**PROBLEM DESCRIPTION**.
Set down the full listing exactly, character for character.

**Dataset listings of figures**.

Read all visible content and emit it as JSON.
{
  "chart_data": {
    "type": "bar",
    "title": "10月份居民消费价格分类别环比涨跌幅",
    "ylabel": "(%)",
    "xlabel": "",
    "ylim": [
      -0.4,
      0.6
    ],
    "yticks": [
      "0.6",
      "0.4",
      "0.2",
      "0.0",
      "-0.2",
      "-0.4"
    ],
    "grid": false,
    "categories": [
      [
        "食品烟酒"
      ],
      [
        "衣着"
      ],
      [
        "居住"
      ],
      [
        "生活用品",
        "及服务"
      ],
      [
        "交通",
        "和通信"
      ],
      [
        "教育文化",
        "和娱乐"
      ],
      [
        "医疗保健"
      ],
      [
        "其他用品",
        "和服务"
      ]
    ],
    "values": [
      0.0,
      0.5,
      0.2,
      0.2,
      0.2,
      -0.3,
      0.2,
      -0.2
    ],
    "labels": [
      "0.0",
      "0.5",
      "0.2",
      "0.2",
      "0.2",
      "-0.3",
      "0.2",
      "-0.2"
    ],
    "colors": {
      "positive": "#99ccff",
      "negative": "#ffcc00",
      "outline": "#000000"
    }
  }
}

**CORRECT RESPONSE**.
Read all visible content and emit it as JSON.
{
  "chart_data": {
    "type": "bar",
    "title": "10月份居民消费价格分类别环比涨跌幅",
    "ylabel": "(%)",
    "xlabel": "",
    "ylim": [
      -0.4,
      0.6
    ],
    "yticks": [
      "0.6",
      "0.4",
      "0.2",
      "0.0",
      "-0.2",
      "-0.4"
    ],
    "grid": false,
    "categories": [
      [
        "食品烟酒"
      ],
      [
        "衣着"
      ],
      [
        "居住"
      ],
      [
        "生活用品",
        "及服务"
      ],
      [
        "交通",
        "和通信"
      ],
      [
        "教育文化",
        "和娱乐"
      ],
      [
        "医疗保健"
      ],
      [
        "其他用品",
        "和服务"
      ]
    ],
    "values": [
      0.0,
      0.5,
      0.2,
      0.2,
      0.2,
      -0.3,
      0.2,
      -0.2
    ],
    "labels": [
      "0.0",
      "0.5",
      "0.2",
      "0.2",
      "0.2",
      "-0.3",
      "0.2",
      "-0.2"
    ],
    "colors": {
      "positive": "#99ccff",
      "negative": "#ffcc00",
      "outline": "#000000"
    }
  }
}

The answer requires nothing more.